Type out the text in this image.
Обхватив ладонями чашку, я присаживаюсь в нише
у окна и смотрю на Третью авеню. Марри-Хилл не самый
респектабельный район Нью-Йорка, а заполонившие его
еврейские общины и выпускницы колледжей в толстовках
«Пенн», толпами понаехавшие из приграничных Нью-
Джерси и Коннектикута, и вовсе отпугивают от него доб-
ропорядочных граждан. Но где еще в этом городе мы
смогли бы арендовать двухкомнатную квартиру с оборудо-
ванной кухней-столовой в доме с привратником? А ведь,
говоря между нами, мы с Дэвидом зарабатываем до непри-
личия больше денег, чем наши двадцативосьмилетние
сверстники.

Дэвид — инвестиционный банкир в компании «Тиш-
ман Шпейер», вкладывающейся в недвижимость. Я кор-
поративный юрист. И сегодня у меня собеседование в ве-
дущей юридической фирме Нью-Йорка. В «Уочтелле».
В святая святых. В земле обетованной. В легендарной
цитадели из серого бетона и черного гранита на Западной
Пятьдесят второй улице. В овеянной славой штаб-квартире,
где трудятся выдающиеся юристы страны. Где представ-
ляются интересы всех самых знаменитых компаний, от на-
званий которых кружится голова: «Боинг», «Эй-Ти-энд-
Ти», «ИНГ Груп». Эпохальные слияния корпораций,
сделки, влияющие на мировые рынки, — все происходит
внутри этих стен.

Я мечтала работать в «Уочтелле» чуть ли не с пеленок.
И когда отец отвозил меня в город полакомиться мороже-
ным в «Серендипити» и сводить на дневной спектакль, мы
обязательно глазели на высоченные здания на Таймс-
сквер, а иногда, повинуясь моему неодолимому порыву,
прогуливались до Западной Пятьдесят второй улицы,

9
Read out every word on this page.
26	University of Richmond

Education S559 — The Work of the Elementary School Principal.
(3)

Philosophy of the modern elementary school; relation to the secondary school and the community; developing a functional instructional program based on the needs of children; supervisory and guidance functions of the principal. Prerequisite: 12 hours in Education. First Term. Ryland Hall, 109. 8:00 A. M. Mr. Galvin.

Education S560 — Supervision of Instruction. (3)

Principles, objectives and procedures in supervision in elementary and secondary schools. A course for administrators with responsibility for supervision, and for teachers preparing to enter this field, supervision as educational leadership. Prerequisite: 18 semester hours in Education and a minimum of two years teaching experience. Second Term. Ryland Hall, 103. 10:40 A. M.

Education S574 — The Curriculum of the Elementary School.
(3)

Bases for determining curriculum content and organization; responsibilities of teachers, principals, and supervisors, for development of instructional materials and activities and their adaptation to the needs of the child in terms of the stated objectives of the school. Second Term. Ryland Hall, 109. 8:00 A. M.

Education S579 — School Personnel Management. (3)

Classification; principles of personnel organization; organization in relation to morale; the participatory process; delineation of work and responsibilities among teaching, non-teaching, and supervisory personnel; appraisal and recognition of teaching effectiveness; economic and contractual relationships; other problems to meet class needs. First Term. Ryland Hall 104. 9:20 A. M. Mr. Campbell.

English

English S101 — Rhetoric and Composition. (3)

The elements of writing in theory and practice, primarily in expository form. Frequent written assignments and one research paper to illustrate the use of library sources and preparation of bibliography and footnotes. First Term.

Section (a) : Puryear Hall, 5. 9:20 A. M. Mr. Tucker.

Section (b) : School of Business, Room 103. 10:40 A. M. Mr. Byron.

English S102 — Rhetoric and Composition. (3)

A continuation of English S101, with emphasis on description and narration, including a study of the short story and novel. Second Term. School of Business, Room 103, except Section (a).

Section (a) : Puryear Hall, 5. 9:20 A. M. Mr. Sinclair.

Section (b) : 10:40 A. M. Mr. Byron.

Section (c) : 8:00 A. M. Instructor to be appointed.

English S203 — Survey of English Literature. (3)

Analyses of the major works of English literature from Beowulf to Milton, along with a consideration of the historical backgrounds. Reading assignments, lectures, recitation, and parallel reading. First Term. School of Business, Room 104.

TO BE DONE:
Write out every entry again, keeping each line exactly the same.

RESULT OF THIS EXERCISE:
Type out the text in this image.
Обхватив ладонями чашку, я присаживаюсь в нише
у окна и смотрю на Третью авеню. Марри-Хилл не самый
респектабельный район Нью-Йорка, а заполонившие его
еврейские общины и выпускницы колледжей в толстовках
«Пенн», толпами понаехавшие из приграничных Нью-
Джерси и Коннектикута, и вовсе отпугивают от него доб-
ропорядочных граждан. Но где еще в этом городе мы
смогли бы арендовать двухкомнатную квартиру с оборудо-
ванной кухней-столовой в доме с привратником? А ведь,
говоря между нами, мы с Дэвидом зарабатываем до непри-
личия больше денег, чем наши двадцативосьмилетние
сверстники.

Дэвид — инвестиционный банкир в компании «Тиш-
ман Шпейер», вкладывающейся в недвижимость. Я кор-
поративный юрист. И сегодня у меня собеседование в ве-
дущей юридической фирме Нью-Йорка. В «Уочтелле».
В святая святых. В земле обетованной. В легендарной
цитадели из серого бетона и черного гранита на Западной
Пятьдесят второй улице. В овеянной славой штаб-квартире,
где трудятся выдающиеся юристы страны. Где представ-
ляются интересы всех самых знаменитых компаний, от на-
званий которых кружится голова: «Боинг», «Эй-Ти-энд-
Ти», «ИНГ Груп». Эпохальные слияния корпораций,
сделки, влияющие на мировые рынки, — все происходит
внутри этих стен.

Я мечтала работать в «Уочтелле» чуть ли не с пеленок.
И когда отец отвозил меня в город полакомиться мороже-
ным в «Серендипити» и сводить на дневной спектакль, мы
обязательно глазели на высоченные здания на Таймс-
сквер, а иногда, повинуясь моему неодолимому порыву,
прогуливались до Западной Пятьдесят второй улицы,

9
Read out every word on this page.
26	University of Richmond

Education S559 — The Work of the Elementary School Principal.
(3)

Philosophy of the modern elementary school; relation to the secondary school and the community; developing a functional instructional program based on the needs of children; supervisory and guidance functions of the principal. Prerequisite: 12 hours in Education. First Term. Ryland Hall, 109. 8:00 A. M. Mr. Galvin.

Education S560 — Supervision of Instruction. (3)

Principles, objectives and procedures in supervision in elementary and secondary schools. A course for administrators with responsibility for supervision, and for teachers preparing to enter this field, supervision as educational leadership. Prerequisite: 18 semester hours in Education and a minimum of two years teaching experience. Second Term. Ryland Hall, 103. 10:40 A. M.

Education S574 — The Curriculum of the Elementary School.
(3)

Bases for determining curriculum content and organization; responsibilities of teachers, principals, and supervisors, for development of instructional materials and activities and their adaptation to the needs of the child in terms of the stated objectives of the school. Second Term. Ryland Hall, 109. 8:00 A. M.

Education S579 — School Personnel Management. (3)

Classification; principles of personnel organization; organization in relation to morale; the participatory process; delineation of work and responsibilities among teaching, non-teaching, and supervisory personnel; appraisal and recognition of teaching effectiveness; economic and contractual relationships; other problems to meet class needs. First Term. Ryland Hall 104. 9:20 A. M. Mr. Campbell.

English

English S101 — Rhetoric and Composition. (3)

The elements of writing in theory and practice, primarily in expository form. Frequent written assignments and one research paper to illustrate the use of library sources and preparation of bibliography and footnotes. First Term.

Section (a) : Puryear Hall, 5. 9:20 A. M. Mr. Tucker.

Section (b) : School of Business, Room 103. 10:40 A. M. Mr. Byron.

English S102 — Rhetoric and Composition. (3)

A continuation of English S101, with emphasis on description and narration, including a study of the short story and novel. Second Term. School of Business, Room 103, except Section (a).

Section (a) : Puryear Hall, 5. 9:20 A. M. Mr. Sinclair.

Section (b) : 10:40 A. M. Mr. Byron.

Section (c) : 8:00 A. M. Instructor to be appointed.

English S203 — Survey of English Literature. (3)

Analyses of the major works of English literature from Beowulf to Milton, along with a consideration of the historical backgrounds. Reading assignments, lectures, recitation, and parallel reading. First Term. School of Business, Room 104.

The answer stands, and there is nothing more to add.